■ PROBLEM DETAILS ■
Copy every entry word for word. Skip the pictures.

#### SUPPLIED RECORDS

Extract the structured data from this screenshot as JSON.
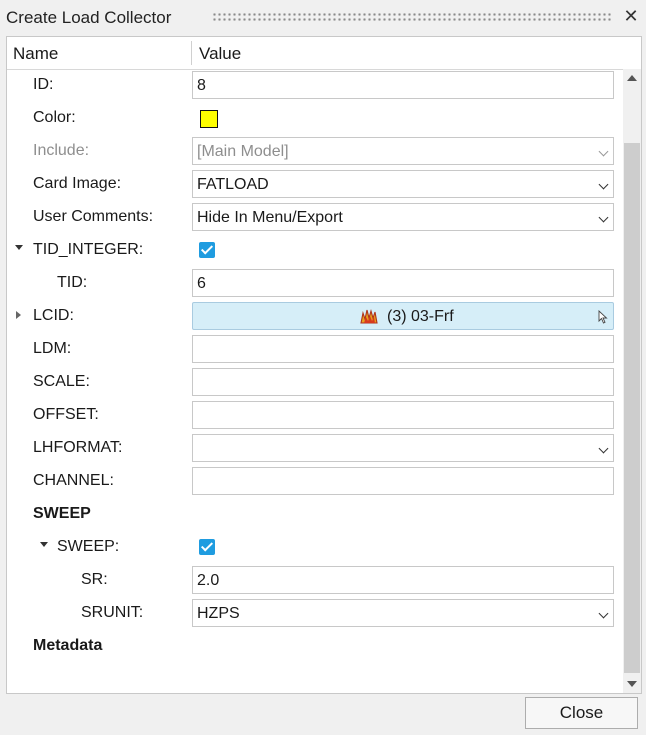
{
  "window": {
    "title": "Create Load Collector"
  },
  "header": {
    "name": "Name",
    "value": "Value"
  },
  "rows": {
    "id": {
      "label": "ID:",
      "value": "8"
    },
    "color": {
      "label": "Color:",
      "swatch": "#ffff00"
    },
    "include": {
      "label": "Include:",
      "value": "[Main Model]"
    },
    "card_image": {
      "label": "Card Image:",
      "value": "FATLOAD"
    },
    "user_comments": {
      "label": "User Comments:",
      "value": "Hide In Menu/Export"
    },
    "tid_integer": {
      "label": "TID_INTEGER:",
      "checked": true
    },
    "tid": {
      "label": "TID:",
      "value": "6"
    },
    "lcid": {
      "label": "LCID:",
      "value": "(3) 03-Frf",
      "icon": "load-collector-icon"
    },
    "ldm": {
      "label": "LDM:",
      "value": ""
    },
    "scale": {
      "label": "SCALE:",
      "value": ""
    },
    "offset": {
      "label": "OFFSET:",
      "value": ""
    },
    "lhformat": {
      "label": "LHFORMAT:",
      "value": ""
    },
    "channel": {
      "label": "CHANNEL:",
      "value": ""
    },
    "sweep_group": {
      "label": "SWEEP"
    },
    "sweep": {
      "label": "SWEEP:",
      "checked": true
    },
    "sr": {
      "label": "SR:",
      "value": "2.0"
    },
    "srunit": {
      "label": "SRUNIT:",
      "value": "HZPS"
    },
    "metadata": {
      "label": "Metadata"
    }
  },
  "footer": {
    "close_label": "Close"
  },
  "colors": {
    "accent": "#1f9ce0",
    "entity_bg": "#d6eef8",
    "swatch": "#ffff00"
  }
}
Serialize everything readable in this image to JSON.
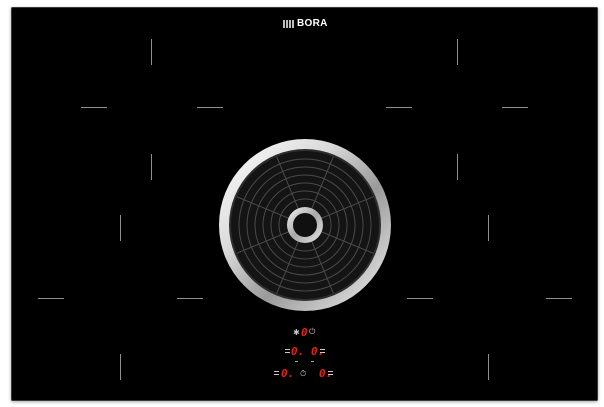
{
  "brand": {
    "name": "BORA"
  },
  "controls": {
    "extractor": {
      "fan_icon": "fan-icon",
      "level": "0",
      "mode_icon": "power-symbol-icon"
    },
    "zones": [
      {
        "id": "front-left",
        "level": "0."
      },
      {
        "id": "front-right",
        "level": "0."
      },
      {
        "id": "rear-left",
        "level": "0."
      },
      {
        "id": "rear-right",
        "level": "0."
      }
    ],
    "timer_icon": "timer-icon"
  },
  "colors": {
    "surface": "#000000",
    "display": "#e2231a",
    "markings": "#8f8f8f",
    "frame": "#ffffff"
  }
}
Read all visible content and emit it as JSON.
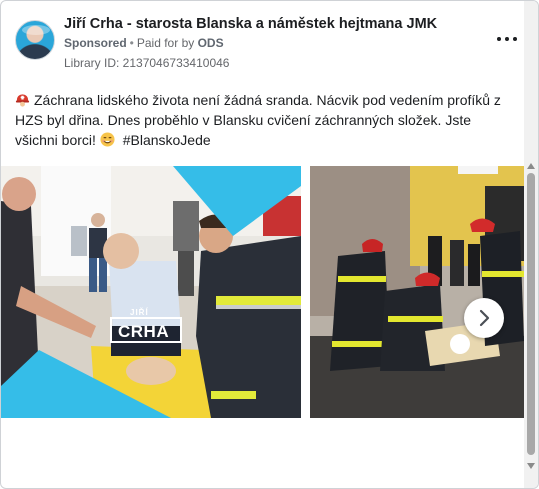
{
  "advertiser": {
    "name": "Jiří Crha - starosta Blanska a náměstek hejtmana JMK",
    "sponsored_label": "Sponsored",
    "paid_for_by_prefix": "Paid for by",
    "paid_for_by": "ODS",
    "library_id": "Library ID: 2137046733410046"
  },
  "post": {
    "text_main": "Záchrana lidského života není žádná sranda. Nácvik pod vedením profíků z HZS byl dřina. Dnes proběhlo v Blansku cvičení záchranných složek. Jste všichni borci!",
    "hashtag": "#BlanskoJede",
    "leading_emoji": "rescue-worker-helmet",
    "trailing_emoji": "smiling-face"
  },
  "carousel": {
    "image1_logo_top": "JIŘÍ",
    "image1_logo_main": "CRHA"
  },
  "colors": {
    "accent_cyan": "#35bde8",
    "firefighter_yellow": "#f2d82c",
    "helmet_red": "#d92727"
  }
}
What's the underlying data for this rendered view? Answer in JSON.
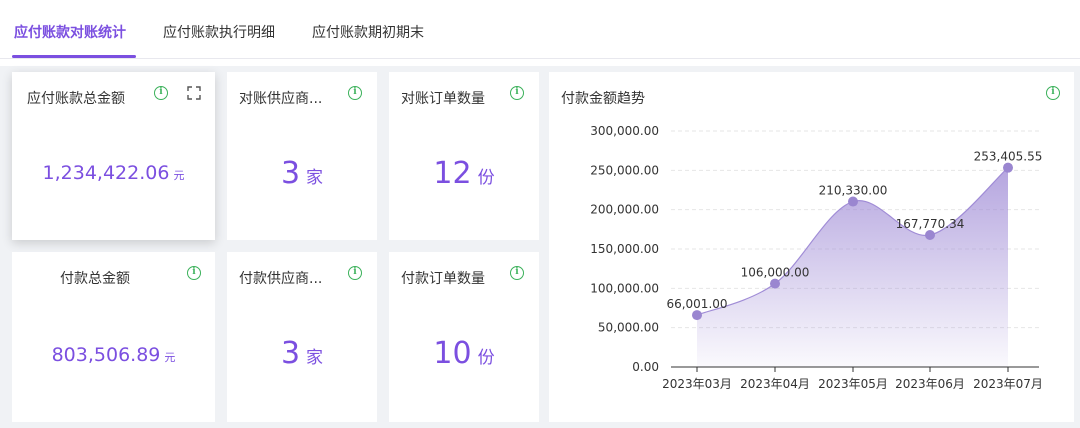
{
  "tabs": [
    {
      "label": "应付账款对账统计",
      "active": true
    },
    {
      "label": "应付账款执行明细",
      "active": false
    },
    {
      "label": "应付账款期初期末",
      "active": false
    }
  ],
  "cards": {
    "payable_total": {
      "title": "应付账款总金额",
      "value": "1,234,422.06",
      "unit": "元"
    },
    "recon_suppliers": {
      "title": "对账供应商...",
      "value": "3",
      "unit": "家"
    },
    "recon_orders": {
      "title": "对账订单数量",
      "value": "12",
      "unit": "份"
    },
    "payment_total": {
      "title": "付款总金额",
      "value": "803,506.89",
      "unit": "元"
    },
    "pay_suppliers": {
      "title": "付款供应商...",
      "value": "3",
      "unit": "家"
    },
    "pay_orders": {
      "title": "付款订单数量",
      "value": "10",
      "unit": "份"
    }
  },
  "icons": {
    "info": "info-circle-icon",
    "expand": "fullscreen-expand-icon"
  },
  "colors": {
    "accent": "#7b4fe0",
    "info": "#3bb15a",
    "series": "#a08cd6"
  },
  "chart_data": {
    "type": "area",
    "title": "付款金额趋势",
    "categories": [
      "2023年03月",
      "2023年04月",
      "2023年05月",
      "2023年06月",
      "2023年07月"
    ],
    "values": [
      66001.0,
      106000.0,
      210330.0,
      167770.34,
      253405.55
    ],
    "data_labels": [
      "66,001.00",
      "106,000.00",
      "210,330.00",
      "167,770.34",
      "253,405.55"
    ],
    "yticks": [
      "0.00",
      "50,000.00",
      "100,000.00",
      "150,000.00",
      "200,000.00",
      "250,000.00",
      "300,000.00"
    ],
    "ylim": [
      0,
      300000
    ],
    "grid": true,
    "smooth": true
  }
}
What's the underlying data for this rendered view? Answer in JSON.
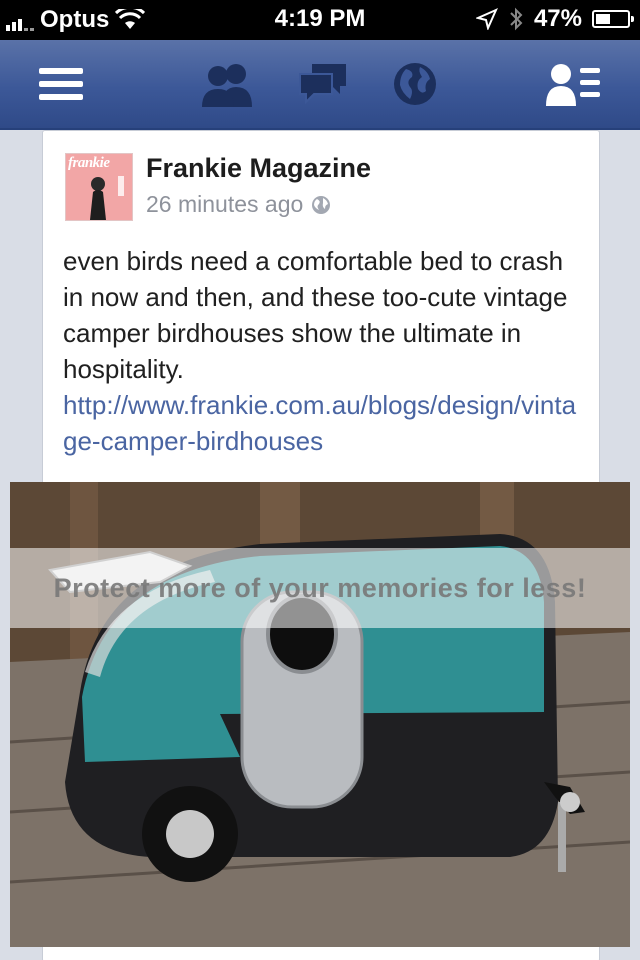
{
  "status_bar": {
    "carrier": "Optus",
    "time": "4:19 PM",
    "battery": "47%",
    "battery_level": 0.47,
    "icons": [
      "signal-bars-icon",
      "wifi-icon",
      "location-arrow-icon",
      "bluetooth-icon",
      "battery-charging-icon"
    ]
  },
  "nav_bar": {
    "icons": [
      "menu-icon",
      "friend-requests-icon",
      "messages-icon",
      "notifications-globe-icon",
      "contacts-icon"
    ],
    "color": "#3c5898"
  },
  "post": {
    "author": "Frankie Magazine",
    "avatar_text": "frankie",
    "timestamp": "26 minutes ago",
    "privacy_icon": "globe-icon",
    "text": "even birds need a comfortable bed to crash in now and then, and these too-cute vintage camper birdhouses show the ultimate in hospitality.",
    "link": "http://www.frankie.com.au/blogs/design/vintage-camper-birdhouses",
    "photo": {
      "subject": "vintage camper birdhouse",
      "watermark": "Protect more of your memories for less!"
    }
  }
}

########

■ FINAL RESULT ■
Extract the structured data from this screenshot as JSON.
{
  "window": {
    "title": "Create Load Collector"
  },
  "header": {
    "name": "Name",
    "value": "Value"
  },
  "rows": {
    "id": {
      "label": "ID:",
      "value": "8"
    },
    "color": {
      "label": "Color:",
      "swatch": "#ffff00"
    },
    "include": {
      "label": "Include:",
      "value": "[Main Model]"
    },
    "card_image": {
      "label": "Card Image:",
      "value": "FATLOAD"
    },
    "user_comments": {
      "label": "User Comments:",
      "value": "Hide In Menu/Export"
    },
    "tid_integer": {
      "label": "TID_INTEGER:",
      "checked": true
    },
    "tid": {
      "label": "TID:",
      "value": "6"
    },
    "lcid": {
      "label": "LCID:",
      "value": "(3) 03-Frf",
      "icon": "load-collector-icon"
    },
    "ldm": {
      "label": "LDM:",
      "value": ""
    },
    "scale": {
      "label": "SCALE:",
      "value": ""
    },
    "offset": {
      "label": "OFFSET:",
      "value": ""
    },
    "lhformat": {
      "label": "LHFORMAT:",
      "value": ""
    },
    "channel": {
      "label": "CHANNEL:",
      "value": ""
    },
    "sweep_group": {
      "label": "SWEEP"
    },
    "sweep": {
      "label": "SWEEP:",
      "checked": true
    },
    "sr": {
      "label": "SR:",
      "value": "2.0"
    },
    "srunit": {
      "label": "SRUNIT:",
      "value": "HZPS"
    },
    "metadata": {
      "label": "Metadata"
    }
  },
  "footer": {
    "close_label": "Close"
  },
  "colors": {
    "accent": "#1f9ce0",
    "entity_bg": "#d6eef8",
    "swatch": "#ffff00"
  }
}
Serialize everything readable in this image to JSON.
{
  "brand": {
    "name": "BORA"
  },
  "controls": {
    "extractor": {
      "fan_icon": "fan-icon",
      "level": "0",
      "mode_icon": "power-symbol-icon"
    },
    "zones": [
      {
        "id": "front-left",
        "level": "0."
      },
      {
        "id": "front-right",
        "level": "0."
      },
      {
        "id": "rear-left",
        "level": "0."
      },
      {
        "id": "rear-right",
        "level": "0."
      }
    ],
    "timer_icon": "timer-icon"
  },
  "colors": {
    "surface": "#000000",
    "display": "#e2231a",
    "markings": "#8f8f8f",
    "frame": "#ffffff"
  }
}
Read all visible content and emit it as JSON.
{
  "advertiser": {
    "name": "Jiří Crha - starosta Blanska a náměstek hejtmana JMK",
    "sponsored_label": "Sponsored",
    "paid_for_by_prefix": "Paid for by",
    "paid_for_by": "ODS",
    "library_id": "Library ID: 2137046733410046"
  },
  "post": {
    "text_main": "Záchrana lidského života není žádná sranda. Nácvik pod vedením profíků z HZS byl dřina. Dnes proběhlo v Blansku cvičení záchranných složek. Jste všichni borci!",
    "hashtag": "#BlanskoJede",
    "leading_emoji": "rescue-worker-helmet",
    "trailing_emoji": "smiling-face"
  },
  "carousel": {
    "image1_logo_top": "JIŘÍ",
    "image1_logo_main": "CRHA"
  },
  "colors": {
    "accent_cyan": "#35bde8",
    "firefighter_yellow": "#f2d82c",
    "helmet_red": "#d92727"
  }
}
What's the underlying data for this rendered view? Answer in JSON.
{
  "tabs": [
    {
      "label": "应付账款对账统计",
      "active": true
    },
    {
      "label": "应付账款执行明细",
      "active": false
    },
    {
      "label": "应付账款期初期末",
      "active": false
    }
  ],
  "cards": {
    "payable_total": {
      "title": "应付账款总金额",
      "value": "1,234,422.06",
      "unit": "元"
    },
    "recon_suppliers": {
      "title": "对账供应商...",
      "value": "3",
      "unit": "家"
    },
    "recon_orders": {
      "title": "对账订单数量",
      "value": "12",
      "unit": "份"
    },
    "payment_total": {
      "title": "付款总金额",
      "value": "803,506.89",
      "unit": "元"
    },
    "pay_suppliers": {
      "title": "付款供应商...",
      "value": "3",
      "unit": "家"
    },
    "pay_orders": {
      "title": "付款订单数量",
      "value": "10",
      "unit": "份"
    }
  },
  "icons": {
    "info": "info-circle-icon",
    "expand": "fullscreen-expand-icon"
  },
  "colors": {
    "accent": "#7b4fe0",
    "info": "#3bb15a",
    "series": "#a08cd6"
  },
  "chart_data": {
    "type": "area",
    "title": "付款金额趋势",
    "categories": [
      "2023年03月",
      "2023年04月",
      "2023年05月",
      "2023年06月",
      "2023年07月"
    ],
    "values": [
      66001.0,
      106000.0,
      210330.0,
      167770.34,
      253405.55
    ],
    "data_labels": [
      "66,001.00",
      "106,000.00",
      "210,330.00",
      "167,770.34",
      "253,405.55"
    ],
    "yticks": [
      "0.00",
      "50,000.00",
      "100,000.00",
      "150,000.00",
      "200,000.00",
      "250,000.00",
      "300,000.00"
    ],
    "ylim": [
      0,
      300000
    ],
    "grid": true,
    "smooth": true
  }
}
What's the underlying data for this rendered view? Answer in JSON.
{
  "status_bar": {
    "carrier": "Optus",
    "time": "4:19 PM",
    "battery": "47%",
    "battery_level": 0.47,
    "icons": [
      "signal-bars-icon",
      "wifi-icon",
      "location-arrow-icon",
      "bluetooth-icon",
      "battery-charging-icon"
    ]
  },
  "nav_bar": {
    "icons": [
      "menu-icon",
      "friend-requests-icon",
      "messages-icon",
      "notifications-globe-icon",
      "contacts-icon"
    ],
    "color": "#3c5898"
  },
  "post": {
    "author": "Frankie Magazine",
    "avatar_text": "frankie",
    "timestamp": "26 minutes ago",
    "privacy_icon": "globe-icon",
    "text": "even birds need a comfortable bed to crash in now and then, and these too-cute vintage camper birdhouses show the ultimate in hospitality.",
    "link": "http://www.frankie.com.au/blogs/design/vintage-camper-birdhouses",
    "photo": {
      "subject": "vintage camper birdhouse",
      "watermark": "Protect more of your memories for less!"
    }
  }
}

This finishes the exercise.